*Do this:*
Copy all of the records below verbatim.
## begin Stored rows
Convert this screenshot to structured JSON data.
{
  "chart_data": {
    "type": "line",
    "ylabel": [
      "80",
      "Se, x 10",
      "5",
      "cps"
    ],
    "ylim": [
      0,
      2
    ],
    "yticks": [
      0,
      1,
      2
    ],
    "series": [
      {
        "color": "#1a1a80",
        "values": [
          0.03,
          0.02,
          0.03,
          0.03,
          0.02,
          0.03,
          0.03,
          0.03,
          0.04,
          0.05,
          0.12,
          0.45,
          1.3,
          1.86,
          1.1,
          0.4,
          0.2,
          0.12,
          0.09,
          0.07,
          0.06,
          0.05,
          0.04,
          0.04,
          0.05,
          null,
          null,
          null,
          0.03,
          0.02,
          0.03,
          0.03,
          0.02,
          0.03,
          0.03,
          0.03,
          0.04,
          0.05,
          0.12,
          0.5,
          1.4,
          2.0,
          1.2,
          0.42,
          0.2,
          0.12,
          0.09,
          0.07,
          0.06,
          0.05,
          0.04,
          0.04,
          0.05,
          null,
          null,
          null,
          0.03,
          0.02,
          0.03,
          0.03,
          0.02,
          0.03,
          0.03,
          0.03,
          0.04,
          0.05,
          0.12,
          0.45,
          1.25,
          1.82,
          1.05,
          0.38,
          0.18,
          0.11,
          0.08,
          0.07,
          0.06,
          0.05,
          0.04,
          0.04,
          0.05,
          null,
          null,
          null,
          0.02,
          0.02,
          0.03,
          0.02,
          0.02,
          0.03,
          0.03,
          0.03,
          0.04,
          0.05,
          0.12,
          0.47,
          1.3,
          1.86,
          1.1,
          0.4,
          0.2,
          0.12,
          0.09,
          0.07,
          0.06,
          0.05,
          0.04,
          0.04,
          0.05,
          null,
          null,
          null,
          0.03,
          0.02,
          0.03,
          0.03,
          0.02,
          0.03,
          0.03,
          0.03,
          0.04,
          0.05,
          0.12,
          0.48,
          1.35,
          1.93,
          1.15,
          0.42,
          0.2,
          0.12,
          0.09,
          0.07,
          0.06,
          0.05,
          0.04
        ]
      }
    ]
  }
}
## end Stored rows
*Worked answer:*
Convert this screenshot to structured JSON data.
{
  "chart_data": {
    "type": "line",
    "ylabel": [
      "80",
      "Se, x 10",
      "5",
      "cps"
    ],
    "ylim": [
      0,
      2
    ],
    "yticks": [
      0,
      1,
      2
    ],
    "series": [
      {
        "color": "#1a1a80",
        "values": [
          0.03,
          0.02,
          0.03,
          0.03,
          0.02,
          0.03,
          0.03,
          0.03,
          0.04,
          0.05,
          0.12,
          0.45,
          1.3,
          1.86,
          1.1,
          0.4,
          0.2,
          0.12,
          0.09,
          0.07,
          0.06,
          0.05,
          0.04,
          0.04,
          0.05,
          null,
          null,
          null,
          0.03,
          0.02,
          0.03,
          0.03,
          0.02,
          0.03,
          0.03,
          0.03,
          0.04,
          0.05,
          0.12,
          0.5,
          1.4,
          2.0,
          1.2,
          0.42,
          0.2,
          0.12,
          0.09,
          0.07,
          0.06,
          0.05,
          0.04,
          0.04,
          0.05,
          null,
          null,
          null,
          0.03,
          0.02,
          0.03,
          0.03,
          0.02,
          0.03,
          0.03,
          0.03,
          0.04,
          0.05,
          0.12,
          0.45,
          1.25,
          1.82,
          1.05,
          0.38,
          0.18,
          0.11,
          0.08,
          0.07,
          0.06,
          0.05,
          0.04,
          0.04,
          0.05,
          null,
          null,
          null,
          0.02,
          0.02,
          0.03,
          0.02,
          0.02,
          0.03,
          0.03,
          0.03,
          0.04,
          0.05,
          0.12,
          0.47,
          1.3,
          1.86,
          1.1,
          0.4,
          0.2,
          0.12,
          0.09,
          0.07,
          0.06,
          0.05,
          0.04,
          0.04,
          0.05,
          null,
          null,
          null,
          0.03,
          0.02,
          0.03,
          0.03,
          0.02,
          0.03,
          0.03,
          0.03,
          0.04,
          0.05,
          0.12,
          0.48,
          1.35,
          1.93,
          1.15,
          0.42,
          0.2,
          0.12,
          0.09,
          0.07,
          0.06,
          0.05,
          0.04
        ]
      }
    ]
  }
}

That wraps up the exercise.